▶ [EXERCISE INSTRUCTIONS]
Show all lines of the listing that hold the word "color".

--- begin ---

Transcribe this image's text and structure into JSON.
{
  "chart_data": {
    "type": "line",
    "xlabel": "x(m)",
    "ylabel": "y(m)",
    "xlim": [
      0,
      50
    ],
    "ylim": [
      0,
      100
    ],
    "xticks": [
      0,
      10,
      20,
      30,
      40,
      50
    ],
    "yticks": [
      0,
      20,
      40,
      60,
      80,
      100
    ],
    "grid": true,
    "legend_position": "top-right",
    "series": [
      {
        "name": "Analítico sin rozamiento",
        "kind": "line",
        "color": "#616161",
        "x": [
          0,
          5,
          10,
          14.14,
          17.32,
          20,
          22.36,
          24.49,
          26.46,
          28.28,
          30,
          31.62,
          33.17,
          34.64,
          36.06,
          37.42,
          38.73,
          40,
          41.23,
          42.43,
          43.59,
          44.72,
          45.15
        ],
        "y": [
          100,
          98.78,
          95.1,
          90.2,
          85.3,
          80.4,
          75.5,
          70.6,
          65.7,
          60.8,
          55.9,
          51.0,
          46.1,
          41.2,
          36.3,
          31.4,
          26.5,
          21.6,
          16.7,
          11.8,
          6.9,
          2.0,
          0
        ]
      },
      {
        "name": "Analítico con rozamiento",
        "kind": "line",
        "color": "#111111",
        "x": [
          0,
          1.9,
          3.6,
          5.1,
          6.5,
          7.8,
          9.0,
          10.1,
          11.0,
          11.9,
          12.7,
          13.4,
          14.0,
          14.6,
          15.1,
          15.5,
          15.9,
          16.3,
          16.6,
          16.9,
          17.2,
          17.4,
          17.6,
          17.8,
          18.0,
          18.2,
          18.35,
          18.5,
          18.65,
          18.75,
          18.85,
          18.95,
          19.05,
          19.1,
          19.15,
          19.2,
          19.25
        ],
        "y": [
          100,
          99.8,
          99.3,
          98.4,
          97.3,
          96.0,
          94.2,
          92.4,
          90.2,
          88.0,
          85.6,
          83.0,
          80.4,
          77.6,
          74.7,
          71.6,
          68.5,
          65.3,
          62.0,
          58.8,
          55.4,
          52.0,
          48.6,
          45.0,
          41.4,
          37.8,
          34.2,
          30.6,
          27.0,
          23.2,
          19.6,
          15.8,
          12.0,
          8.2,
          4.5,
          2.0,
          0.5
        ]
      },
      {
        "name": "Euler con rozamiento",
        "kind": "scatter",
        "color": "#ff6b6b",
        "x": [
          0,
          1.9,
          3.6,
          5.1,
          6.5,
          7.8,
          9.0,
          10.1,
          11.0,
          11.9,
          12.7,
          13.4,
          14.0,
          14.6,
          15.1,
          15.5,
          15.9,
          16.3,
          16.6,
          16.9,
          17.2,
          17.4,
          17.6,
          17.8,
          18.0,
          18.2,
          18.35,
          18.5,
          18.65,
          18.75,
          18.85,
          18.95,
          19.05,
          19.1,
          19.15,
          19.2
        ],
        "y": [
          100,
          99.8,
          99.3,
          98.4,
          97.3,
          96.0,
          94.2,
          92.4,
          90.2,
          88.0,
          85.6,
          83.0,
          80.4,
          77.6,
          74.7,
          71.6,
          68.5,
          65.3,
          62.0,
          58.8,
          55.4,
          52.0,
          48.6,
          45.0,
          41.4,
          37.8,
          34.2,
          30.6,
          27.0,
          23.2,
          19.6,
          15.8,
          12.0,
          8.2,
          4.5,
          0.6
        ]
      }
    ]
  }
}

--- end ---

▶ [ANSWER TO THIS EXERCISE]
        "color": "#616161",
        "color": "#111111",
        "color": "#ff6b6b",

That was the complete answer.